_WHAT NEEDS TO BE DONE_
Reproduce all entries verbatim, with nothing added or dropped.
-- begin DATA SUPPLIED --
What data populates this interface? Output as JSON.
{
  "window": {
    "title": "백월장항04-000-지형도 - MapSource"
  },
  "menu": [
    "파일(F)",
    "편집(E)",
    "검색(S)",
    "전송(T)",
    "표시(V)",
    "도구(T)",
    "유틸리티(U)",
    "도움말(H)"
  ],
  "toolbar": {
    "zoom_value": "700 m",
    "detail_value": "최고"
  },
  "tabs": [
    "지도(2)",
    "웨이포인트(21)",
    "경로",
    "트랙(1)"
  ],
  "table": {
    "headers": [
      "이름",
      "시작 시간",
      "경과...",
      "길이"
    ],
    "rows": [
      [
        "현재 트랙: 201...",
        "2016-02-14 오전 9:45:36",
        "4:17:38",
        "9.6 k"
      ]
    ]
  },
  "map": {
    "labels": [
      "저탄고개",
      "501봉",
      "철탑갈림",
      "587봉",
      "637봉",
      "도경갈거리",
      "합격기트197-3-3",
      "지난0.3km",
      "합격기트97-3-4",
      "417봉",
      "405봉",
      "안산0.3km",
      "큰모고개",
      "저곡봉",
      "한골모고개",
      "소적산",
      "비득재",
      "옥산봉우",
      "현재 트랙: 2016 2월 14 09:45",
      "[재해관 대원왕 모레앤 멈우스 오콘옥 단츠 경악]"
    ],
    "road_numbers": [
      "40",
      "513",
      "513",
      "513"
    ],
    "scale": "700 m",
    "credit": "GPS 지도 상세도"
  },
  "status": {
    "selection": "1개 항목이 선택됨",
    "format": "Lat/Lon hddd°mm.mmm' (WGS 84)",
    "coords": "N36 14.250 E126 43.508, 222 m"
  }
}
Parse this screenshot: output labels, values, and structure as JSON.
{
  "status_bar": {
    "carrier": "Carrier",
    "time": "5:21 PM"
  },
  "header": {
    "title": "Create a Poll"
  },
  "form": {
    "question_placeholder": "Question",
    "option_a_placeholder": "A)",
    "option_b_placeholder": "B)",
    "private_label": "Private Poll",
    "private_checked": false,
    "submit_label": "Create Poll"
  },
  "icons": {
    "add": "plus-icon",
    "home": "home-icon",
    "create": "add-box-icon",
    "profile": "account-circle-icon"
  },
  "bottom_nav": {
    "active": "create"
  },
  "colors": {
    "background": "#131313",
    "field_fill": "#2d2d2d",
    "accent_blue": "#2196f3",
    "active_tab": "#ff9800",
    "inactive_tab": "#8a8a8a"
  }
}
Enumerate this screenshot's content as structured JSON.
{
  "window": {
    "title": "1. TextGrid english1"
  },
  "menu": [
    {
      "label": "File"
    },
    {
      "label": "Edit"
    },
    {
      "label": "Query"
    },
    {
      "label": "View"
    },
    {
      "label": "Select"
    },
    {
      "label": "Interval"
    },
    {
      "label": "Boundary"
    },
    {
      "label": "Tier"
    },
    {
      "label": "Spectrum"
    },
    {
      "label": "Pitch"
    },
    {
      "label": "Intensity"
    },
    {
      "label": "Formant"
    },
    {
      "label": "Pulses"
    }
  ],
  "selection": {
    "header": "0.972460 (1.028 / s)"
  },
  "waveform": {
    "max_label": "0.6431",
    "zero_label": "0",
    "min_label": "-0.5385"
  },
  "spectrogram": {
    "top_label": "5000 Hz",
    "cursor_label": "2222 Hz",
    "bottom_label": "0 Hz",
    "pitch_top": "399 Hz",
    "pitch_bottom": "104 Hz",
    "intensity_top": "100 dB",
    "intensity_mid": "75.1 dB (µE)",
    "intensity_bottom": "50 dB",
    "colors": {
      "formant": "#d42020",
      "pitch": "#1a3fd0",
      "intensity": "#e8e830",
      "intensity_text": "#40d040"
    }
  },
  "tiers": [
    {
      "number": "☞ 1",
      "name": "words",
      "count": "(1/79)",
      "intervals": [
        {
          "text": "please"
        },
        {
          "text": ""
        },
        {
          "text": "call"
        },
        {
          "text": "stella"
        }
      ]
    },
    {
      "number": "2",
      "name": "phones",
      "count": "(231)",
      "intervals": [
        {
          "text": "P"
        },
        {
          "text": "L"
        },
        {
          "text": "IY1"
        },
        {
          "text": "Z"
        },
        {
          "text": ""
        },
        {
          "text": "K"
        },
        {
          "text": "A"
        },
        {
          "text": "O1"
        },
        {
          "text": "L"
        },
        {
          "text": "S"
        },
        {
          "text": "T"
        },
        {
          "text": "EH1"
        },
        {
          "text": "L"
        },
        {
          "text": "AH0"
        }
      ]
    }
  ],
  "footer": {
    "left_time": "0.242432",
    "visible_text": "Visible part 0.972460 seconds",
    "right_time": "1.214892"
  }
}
-- end DATA SUPPLIED --
_TASK ANSWER_
What data populates this interface? Output as JSON.
{
  "window": {
    "title": "백월장항04-000-지형도 - MapSource"
  },
  "menu": [
    "파일(F)",
    "편집(E)",
    "검색(S)",
    "전송(T)",
    "표시(V)",
    "도구(T)",
    "유틸리티(U)",
    "도움말(H)"
  ],
  "toolbar": {
    "zoom_value": "700 m",
    "detail_value": "최고"
  },
  "tabs": [
    "지도(2)",
    "웨이포인트(21)",
    "경로",
    "트랙(1)"
  ],
  "table": {
    "headers": [
      "이름",
      "시작 시간",
      "경과...",
      "길이"
    ],
    "rows": [
      [
        "현재 트랙: 201...",
        "2016-02-14 오전 9:45:36",
        "4:17:38",
        "9.6 k"
      ]
    ]
  },
  "map": {
    "labels": [
      "저탄고개",
      "501봉",
      "철탑갈림",
      "587봉",
      "637봉",
      "도경갈거리",
      "합격기트197-3-3",
      "지난0.3km",
      "합격기트97-3-4",
      "417봉",
      "405봉",
      "안산0.3km",
      "큰모고개",
      "저곡봉",
      "한골모고개",
      "소적산",
      "비득재",
      "옥산봉우",
      "현재 트랙: 2016 2월 14 09:45",
      "[재해관 대원왕 모레앤 멈우스 오콘옥 단츠 경악]"
    ],
    "road_numbers": [
      "40",
      "513",
      "513",
      "513"
    ],
    "scale": "700 m",
    "credit": "GPS 지도 상세도"
  },
  "status": {
    "selection": "1개 항목이 선택됨",
    "format": "Lat/Lon hddd°mm.mmm' (WGS 84)",
    "coords": "N36 14.250 E126 43.508, 222 m"
  }
}
Parse this screenshot: output labels, values, and structure as JSON.
{
  "status_bar": {
    "carrier": "Carrier",
    "time": "5:21 PM"
  },
  "header": {
    "title": "Create a Poll"
  },
  "form": {
    "question_placeholder": "Question",
    "option_a_placeholder": "A)",
    "option_b_placeholder": "B)",
    "private_label": "Private Poll",
    "private_checked": false,
    "submit_label": "Create Poll"
  },
  "icons": {
    "add": "plus-icon",
    "home": "home-icon",
    "create": "add-box-icon",
    "profile": "account-circle-icon"
  },
  "bottom_nav": {
    "active": "create"
  },
  "colors": {
    "background": "#131313",
    "field_fill": "#2d2d2d",
    "accent_blue": "#2196f3",
    "active_tab": "#ff9800",
    "inactive_tab": "#8a8a8a"
  }
}
Enumerate this screenshot's content as structured JSON.
{
  "window": {
    "title": "1. TextGrid english1"
  },
  "menu": [
    {
      "label": "File"
    },
    {
      "label": "Edit"
    },
    {
      "label": "Query"
    },
    {
      "label": "View"
    },
    {
      "label": "Select"
    },
    {
      "label": "Interval"
    },
    {
      "label": "Boundary"
    },
    {
      "label": "Tier"
    },
    {
      "label": "Spectrum"
    },
    {
      "label": "Pitch"
    },
    {
      "label": "Intensity"
    },
    {
      "label": "Formant"
    },
    {
      "label": "Pulses"
    }
  ],
  "selection": {
    "header": "0.972460 (1.028 / s)"
  },
  "waveform": {
    "max_label": "0.6431",
    "zero_label": "0",
    "min_label": "-0.5385"
  },
  "spectrogram": {
    "top_label": "5000 Hz",
    "cursor_label": "2222 Hz",
    "bottom_label": "0 Hz",
    "pitch_top": "399 Hz",
    "pitch_bottom": "104 Hz",
    "intensity_top": "100 dB",
    "intensity_mid": "75.1 dB (µE)",
    "intensity_bottom": "50 dB",
    "colors": {
      "formant": "#d42020",
      "pitch": "#1a3fd0",
      "intensity": "#e8e830",
      "intensity_text": "#40d040"
    }
  },
  "tiers": [
    {
      "number": "☞ 1",
      "name": "words",
      "count": "(1/79)",
      "intervals": [
        {
          "text": "please"
        },
        {
          "text": ""
        },
        {
          "text": "call"
        },
        {
          "text": "stella"
        }
      ]
    },
    {
      "number": "2",
      "name": "phones",
      "count": "(231)",
      "intervals": [
        {
          "text": "P"
        },
        {
          "text": "L"
        },
        {
          "text": "IY1"
        },
        {
          "text": "Z"
        },
        {
          "text": ""
        },
        {
          "text": "K"
        },
        {
          "text": "A"
        },
        {
          "text": "O1"
        },
        {
          "text": "L"
        },
        {
          "text": "S"
        },
        {
          "text": "T"
        },
        {
          "text": "EH1"
        },
        {
          "text": "L"
        },
        {
          "text": "AH0"
        }
      ]
    }
  ],
  "footer": {
    "left_time": "0.242432",
    "visible_text": "Visible part 0.972460 seconds",
    "right_time": "1.214892"
  }
}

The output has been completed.